§ Figure content listings:
#####

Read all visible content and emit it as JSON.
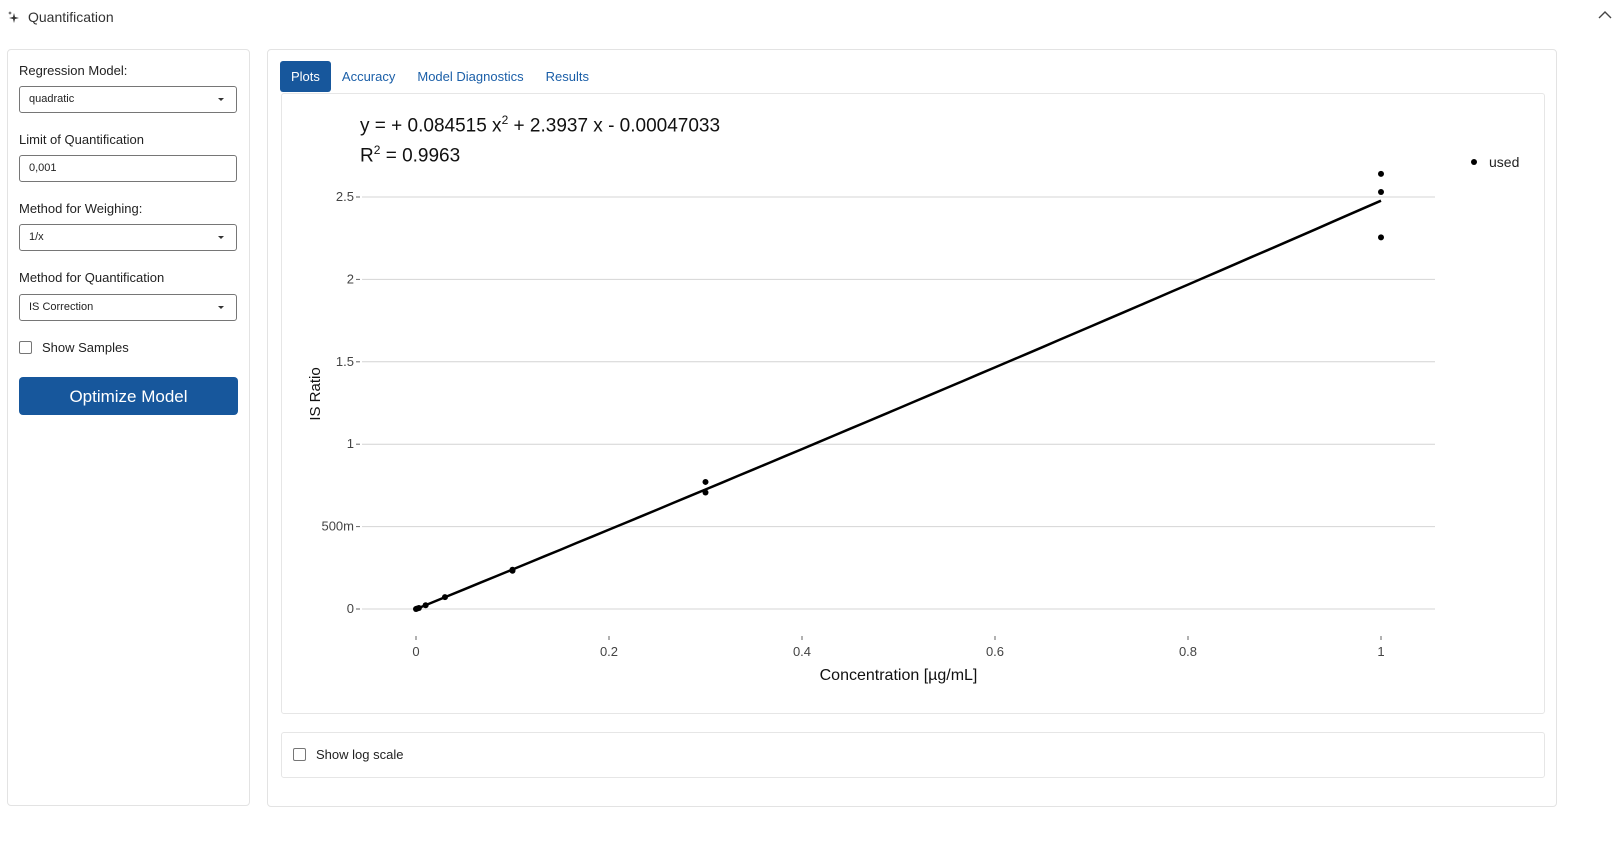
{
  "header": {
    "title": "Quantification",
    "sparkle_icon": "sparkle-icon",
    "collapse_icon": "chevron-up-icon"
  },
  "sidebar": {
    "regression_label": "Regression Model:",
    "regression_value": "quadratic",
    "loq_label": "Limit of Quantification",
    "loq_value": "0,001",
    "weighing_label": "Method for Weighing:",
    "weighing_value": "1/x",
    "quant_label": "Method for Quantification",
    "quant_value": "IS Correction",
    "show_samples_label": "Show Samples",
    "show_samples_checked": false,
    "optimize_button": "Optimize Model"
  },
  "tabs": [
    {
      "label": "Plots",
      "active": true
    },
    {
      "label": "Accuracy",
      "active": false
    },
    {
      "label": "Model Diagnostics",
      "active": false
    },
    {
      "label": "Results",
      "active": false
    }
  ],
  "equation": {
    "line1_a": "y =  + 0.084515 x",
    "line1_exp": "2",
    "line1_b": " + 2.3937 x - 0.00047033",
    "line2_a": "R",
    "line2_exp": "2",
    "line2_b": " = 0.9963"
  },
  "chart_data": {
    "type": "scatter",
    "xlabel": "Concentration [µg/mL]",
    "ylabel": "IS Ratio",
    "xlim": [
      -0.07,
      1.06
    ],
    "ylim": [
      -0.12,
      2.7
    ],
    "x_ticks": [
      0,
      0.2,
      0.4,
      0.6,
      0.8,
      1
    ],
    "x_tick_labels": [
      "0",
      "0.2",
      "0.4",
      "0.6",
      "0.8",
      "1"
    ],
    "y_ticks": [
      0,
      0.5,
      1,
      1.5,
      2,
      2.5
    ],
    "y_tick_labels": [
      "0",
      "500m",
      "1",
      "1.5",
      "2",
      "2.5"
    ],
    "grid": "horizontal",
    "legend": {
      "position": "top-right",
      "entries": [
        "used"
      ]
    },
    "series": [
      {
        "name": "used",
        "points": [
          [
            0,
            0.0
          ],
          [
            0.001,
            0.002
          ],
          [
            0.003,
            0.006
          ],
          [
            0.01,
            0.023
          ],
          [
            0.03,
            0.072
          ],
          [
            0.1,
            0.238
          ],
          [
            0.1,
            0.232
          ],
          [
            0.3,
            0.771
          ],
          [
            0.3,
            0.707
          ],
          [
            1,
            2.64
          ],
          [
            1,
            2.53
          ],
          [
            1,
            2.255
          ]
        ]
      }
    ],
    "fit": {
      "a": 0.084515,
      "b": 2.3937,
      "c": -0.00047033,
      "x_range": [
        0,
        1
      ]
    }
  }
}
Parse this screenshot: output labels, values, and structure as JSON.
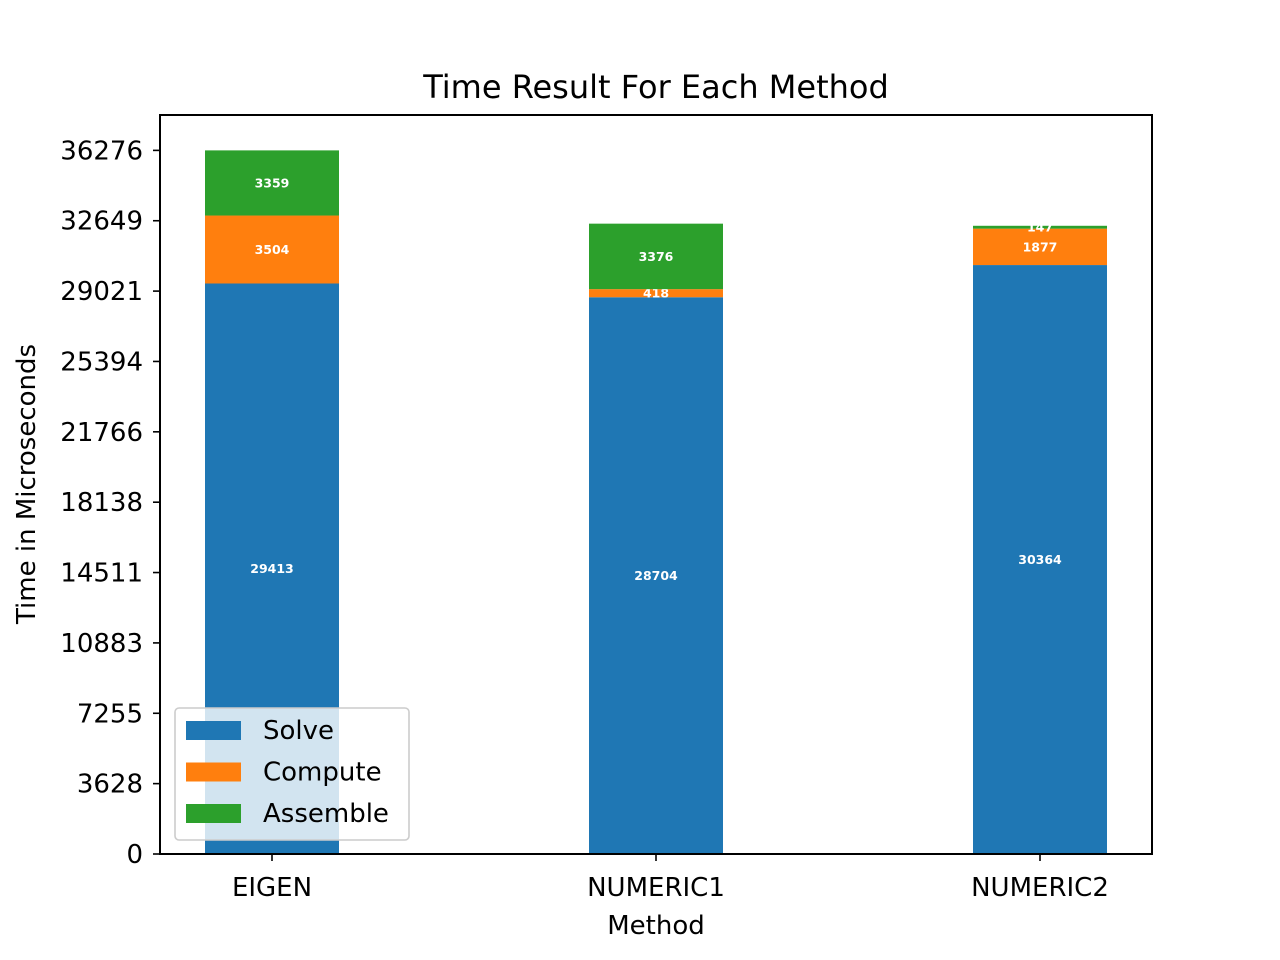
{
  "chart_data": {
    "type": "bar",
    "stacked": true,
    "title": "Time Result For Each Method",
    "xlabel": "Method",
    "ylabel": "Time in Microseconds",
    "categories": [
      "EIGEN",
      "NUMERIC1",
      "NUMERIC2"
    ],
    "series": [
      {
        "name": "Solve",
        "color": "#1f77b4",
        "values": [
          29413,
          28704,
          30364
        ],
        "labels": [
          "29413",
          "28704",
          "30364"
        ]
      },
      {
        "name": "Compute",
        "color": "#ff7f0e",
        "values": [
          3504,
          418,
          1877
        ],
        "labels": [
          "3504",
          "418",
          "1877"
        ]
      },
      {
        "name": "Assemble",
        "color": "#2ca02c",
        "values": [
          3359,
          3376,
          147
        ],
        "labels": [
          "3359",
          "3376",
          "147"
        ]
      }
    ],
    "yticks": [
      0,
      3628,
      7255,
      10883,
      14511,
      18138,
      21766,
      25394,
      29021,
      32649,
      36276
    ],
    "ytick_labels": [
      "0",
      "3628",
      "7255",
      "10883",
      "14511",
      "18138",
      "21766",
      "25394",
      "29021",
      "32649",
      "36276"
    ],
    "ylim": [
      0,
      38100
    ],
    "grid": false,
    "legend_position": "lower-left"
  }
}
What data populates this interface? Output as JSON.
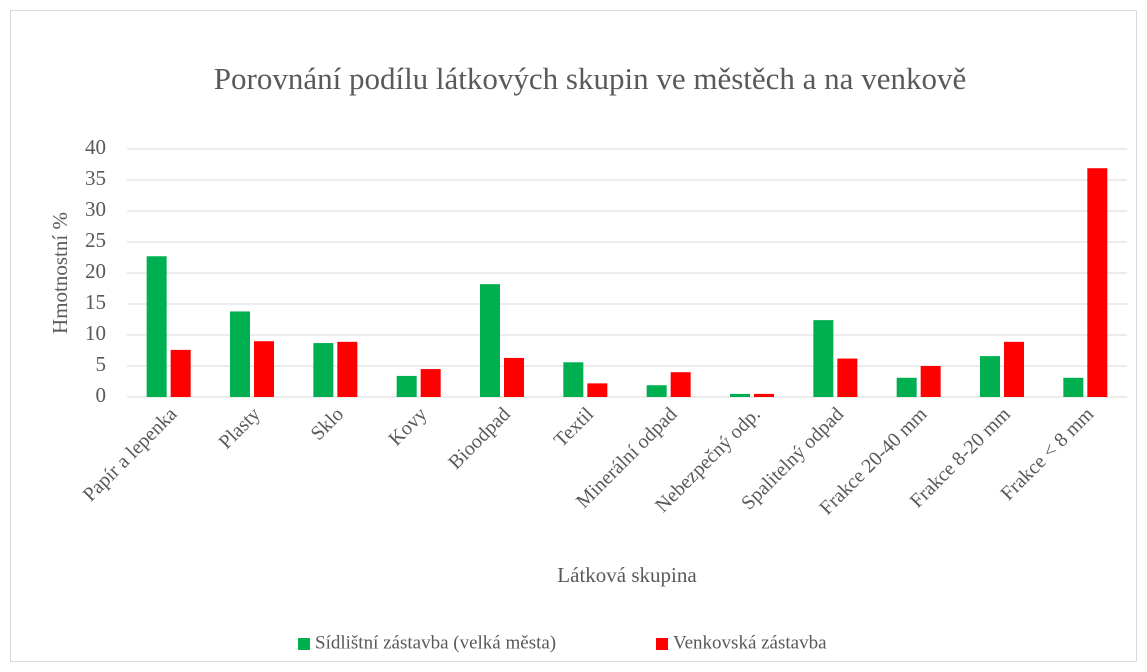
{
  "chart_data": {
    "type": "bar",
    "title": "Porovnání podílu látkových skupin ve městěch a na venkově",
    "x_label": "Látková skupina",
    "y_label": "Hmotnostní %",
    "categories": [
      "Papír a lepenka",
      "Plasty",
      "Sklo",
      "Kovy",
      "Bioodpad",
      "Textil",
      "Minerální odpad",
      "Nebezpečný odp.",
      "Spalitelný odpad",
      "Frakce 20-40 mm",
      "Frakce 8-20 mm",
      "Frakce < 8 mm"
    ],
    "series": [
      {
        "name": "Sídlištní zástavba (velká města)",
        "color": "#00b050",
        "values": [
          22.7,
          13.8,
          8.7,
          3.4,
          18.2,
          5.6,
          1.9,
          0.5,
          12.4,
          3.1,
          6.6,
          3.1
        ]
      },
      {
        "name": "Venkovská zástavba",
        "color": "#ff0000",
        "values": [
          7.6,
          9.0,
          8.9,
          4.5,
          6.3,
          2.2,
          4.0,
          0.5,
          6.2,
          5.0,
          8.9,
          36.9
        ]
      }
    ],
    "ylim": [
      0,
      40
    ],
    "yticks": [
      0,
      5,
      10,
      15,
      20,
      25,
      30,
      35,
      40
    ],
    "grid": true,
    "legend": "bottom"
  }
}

#####

§ Written exercise: Locate and copy each line in the data above that includes the word "name".

§ Solution to this exercise:
        "name": "used",
        "name": "Solve",
        "name": "Compute",
        "name": "Assemble",
        "name": "Sídlištní zástavba (velká města)",
        "name": "Venkovská zástavba",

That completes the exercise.